==== Given entries ====

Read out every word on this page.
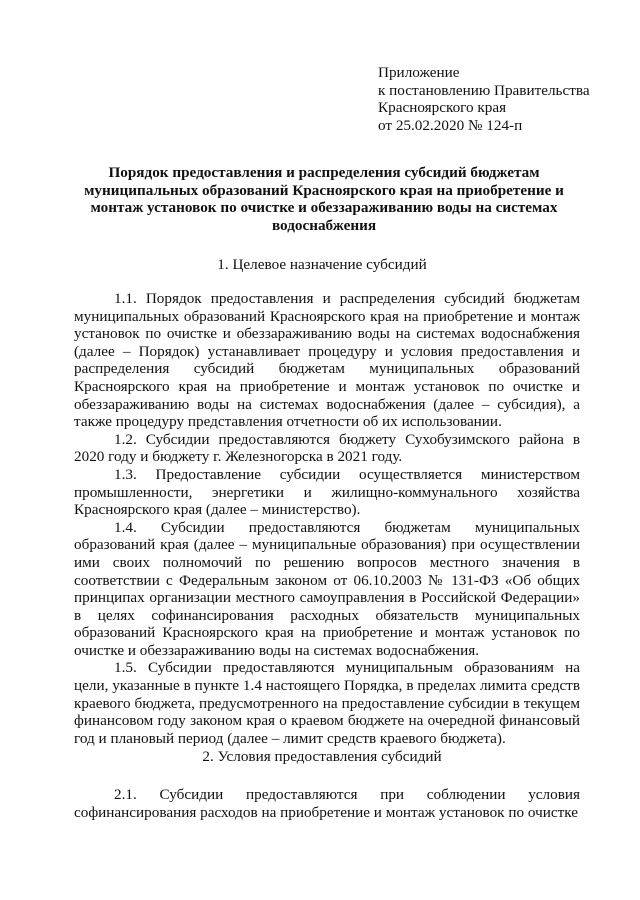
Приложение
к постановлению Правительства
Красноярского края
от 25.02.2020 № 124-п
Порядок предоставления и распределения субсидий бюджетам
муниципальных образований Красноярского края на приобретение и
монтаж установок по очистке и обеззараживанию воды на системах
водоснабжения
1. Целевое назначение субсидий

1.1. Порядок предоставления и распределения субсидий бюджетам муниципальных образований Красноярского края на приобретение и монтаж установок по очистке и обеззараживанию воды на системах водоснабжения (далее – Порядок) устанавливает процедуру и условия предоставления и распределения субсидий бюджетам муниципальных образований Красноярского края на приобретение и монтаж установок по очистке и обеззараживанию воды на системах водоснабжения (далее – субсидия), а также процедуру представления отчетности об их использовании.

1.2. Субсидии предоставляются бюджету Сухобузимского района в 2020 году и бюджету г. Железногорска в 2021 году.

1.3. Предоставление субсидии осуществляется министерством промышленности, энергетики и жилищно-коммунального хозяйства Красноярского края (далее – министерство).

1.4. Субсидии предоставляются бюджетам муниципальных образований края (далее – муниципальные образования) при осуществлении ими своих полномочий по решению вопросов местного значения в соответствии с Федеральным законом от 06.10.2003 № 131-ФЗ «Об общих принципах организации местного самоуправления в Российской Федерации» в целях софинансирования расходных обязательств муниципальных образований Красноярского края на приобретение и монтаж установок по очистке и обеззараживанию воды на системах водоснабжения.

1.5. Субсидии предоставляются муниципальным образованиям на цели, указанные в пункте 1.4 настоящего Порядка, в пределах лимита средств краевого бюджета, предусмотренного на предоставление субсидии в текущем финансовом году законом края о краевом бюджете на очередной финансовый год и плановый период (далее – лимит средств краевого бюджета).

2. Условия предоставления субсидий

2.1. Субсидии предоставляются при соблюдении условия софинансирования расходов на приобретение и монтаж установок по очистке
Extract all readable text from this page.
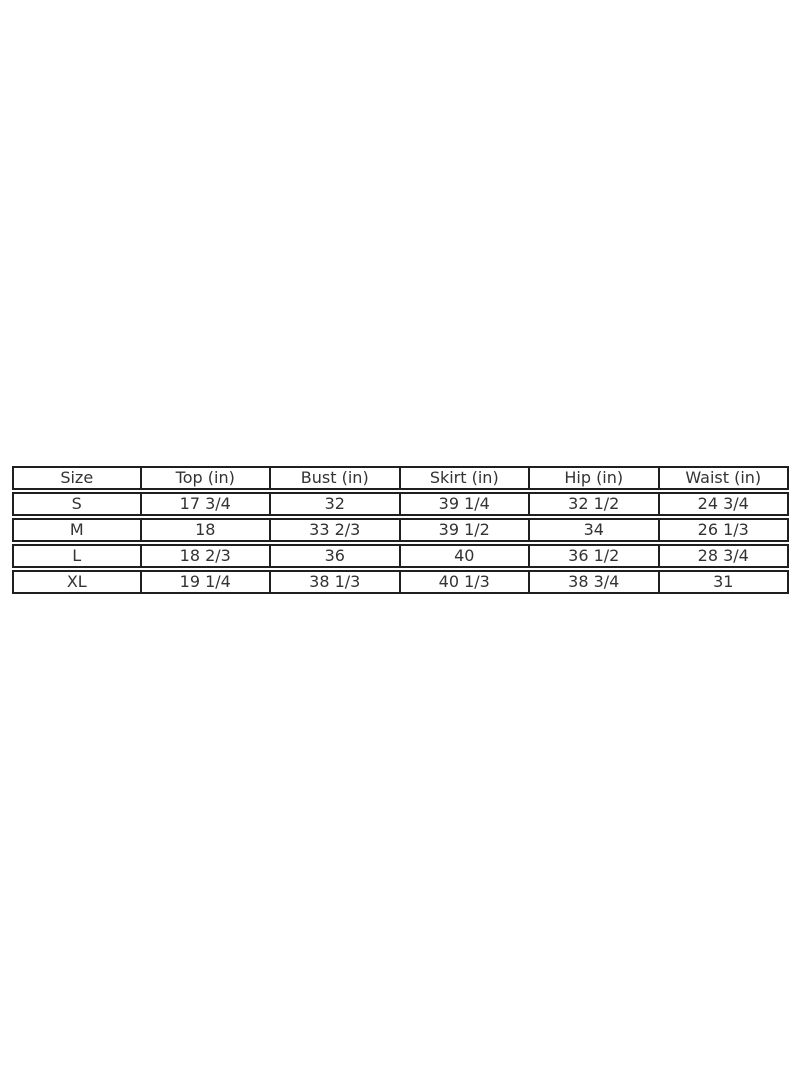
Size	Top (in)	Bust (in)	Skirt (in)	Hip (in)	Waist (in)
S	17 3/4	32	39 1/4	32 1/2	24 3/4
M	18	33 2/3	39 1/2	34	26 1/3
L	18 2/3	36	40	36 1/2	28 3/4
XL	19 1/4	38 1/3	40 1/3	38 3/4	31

====

From the records above, pull out every line containing the word "системах".

монтаж установок по очистке и обеззараживанию воды на системах
1.1. Порядок предоставления и распределения субсидий бюджетам муниципальных образований Красноярского края на приобретение и монтаж установок по очистке и обеззараживанию воды на системах водоснабжения (далее – Порядок) устанавливает процедуру и условия предоставления и распределения субсидий бюджетам муниципальных образований Красноярского края на приобретение и монтаж установок по очистке и обеззараживанию воды на системах водоснабжения (далее – субсидия), а также процедуру представления отчетности об их использовании.
1.4. Субсидии предоставляются бюджетам муниципальных образований края (далее – муниципальные образования) при осуществлении ими своих полномочий по решению вопросов местного значения в соответствии с Федеральным законом от 06.10.2003 № 131-ФЗ «Об общих принципах организации местного самоуправления в Российской Федерации» в целях софинансирования расходных обязательств муниципальных образований Красноярского края на приобретение и монтаж установок по очистке и обеззараживанию воды на системах водоснабжения.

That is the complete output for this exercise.